## RECORDS PROVIDED:

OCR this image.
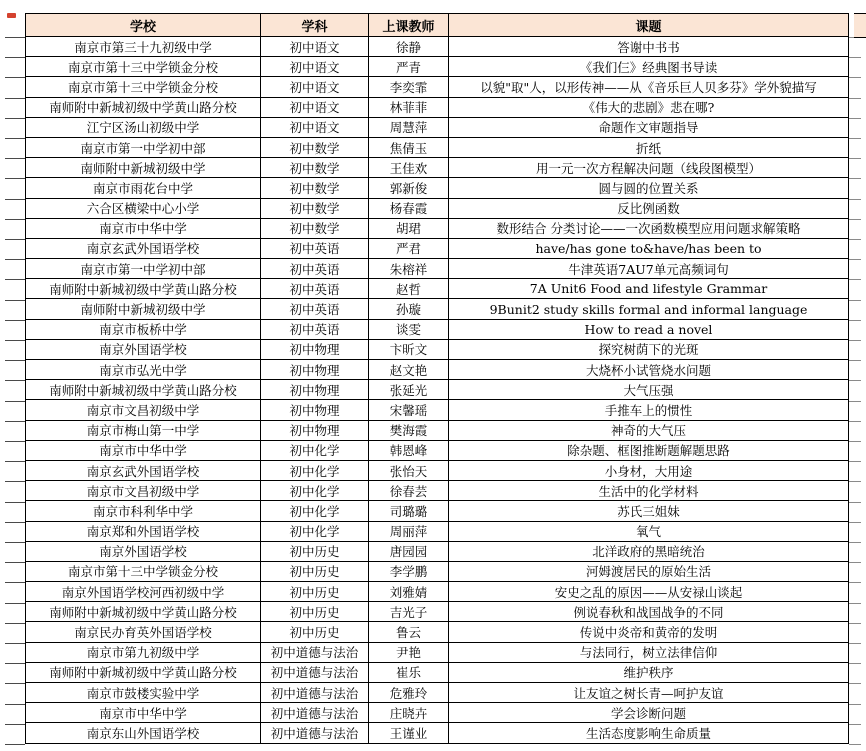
学校	学科	上课教师	课题
南京市第三十九初级中学	初中语文	徐静	答谢中书书
南京市第十三中学锁金分校	初中语文	严青	《我们仨》经典图书导读
南京市第十三中学锁金分校	初中语文	李奕霏	以貌"取"人，以形传神——从《音乐巨人贝多芬》学外貌描写
南师附中新城初级中学黄山路分校	初中语文	林菲菲	《伟大的悲剧》悲在哪?
江宁区汤山初级中学	初中语文	周慧萍	命题作文审题指导
南京市第一中学初中部	初中数学	焦倩玉	折纸
南师附中新城初级中学	初中数学	王佳欢	用一元一次方程解决问题（线段图模型）
南京市雨花台中学	初中数学	郭新俊	圆与圆的位置关系
六合区横梁中心小学	初中数学	杨春霞	反比例函数
南京市中华中学	初中数学	胡珺	数形结合 分类讨论——一次函数模型应用问题求解策略
南京玄武外国语学校	初中英语	严君	have/has gone to&have/has been to
南京市第一中学初中部	初中英语	朱榕祥	牛津英语7AU7单元高频词句
南师附中新城初级中学黄山路分校	初中英语	赵哲	7A Unit6 Food and lifestyle Grammar
南师附中新城初级中学	初中英语	孙璇	9Bunit2 study skills formal and informal language
南京市板桥中学	初中英语	谈雯	How to read a novel
南京外国语学校	初中物理	卞昕文	探究树荫下的光斑
南京市弘光中学	初中物理	赵文艳	大烧杯小试管烧水问题
南师附中新城初级中学黄山路分校	初中物理	张延光	大气压强
南京市文昌初级中学	初中物理	宋馨瑶	手推车上的惯性
南京市梅山第一中学	初中物理	樊海霞	神奇的大气压
南京市中华中学	初中化学	韩恩峰	除杂题、框图推断题解题思路
南京玄武外国语学校	初中化学	张怡天	小身材，大用途
南京市文昌初级中学	初中化学	徐春芸	生活中的化学材料
南京市科利华中学	初中化学	司璐璐	苏氏三姐妹
南京郑和外国语学校	初中化学	周丽萍	氧气
南京外国语学校	初中历史	唐园园	北洋政府的黑暗统治
南京市第十三中学锁金分校	初中历史	李学鹏	河姆渡居民的原始生活
南京外国语学校河西初级中学	初中历史	刘雅婧	安史之乱的原因——从安禄山谈起
南师附中新城初级中学黄山路分校	初中历史	吉光子	例说春秋和战国战争的不同
南京民办育英外国语学校	初中历史	鲁云	传说中炎帝和黄帝的发明
南京市第九初级中学	初中道德与法治	尹艳	与法同行，树立法律信仰
南师附中新城初级中学黄山路分校	初中道德与法治	崔乐	维护秩序
南京市鼓楼实验中学	初中道德与法治	危雅玲	让友谊之树长青—呵护友谊
南京市中华中学	初中道德与法治	庄晓卉	学会诊断问题
南京东山外国语学校	初中道德与法治	王谨业	生活态度影响生命质量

## EXERCISE DESCRIPTION:
Above are the records; copy every line in them that holds the word "初中化学".

## EXERCISE SOLUTION:
南京市中华中学	初中化学	韩恩峰	除杂题、框图推断题解题思路
南京玄武外国语学校	初中化学	张怡天	小身材，大用途
南京市文昌初级中学	初中化学	徐春芸	生活中的化学材料
南京市科利华中学	初中化学	司璐璐	苏氏三姐妹
南京郑和外国语学校	初中化学	周丽萍	氧气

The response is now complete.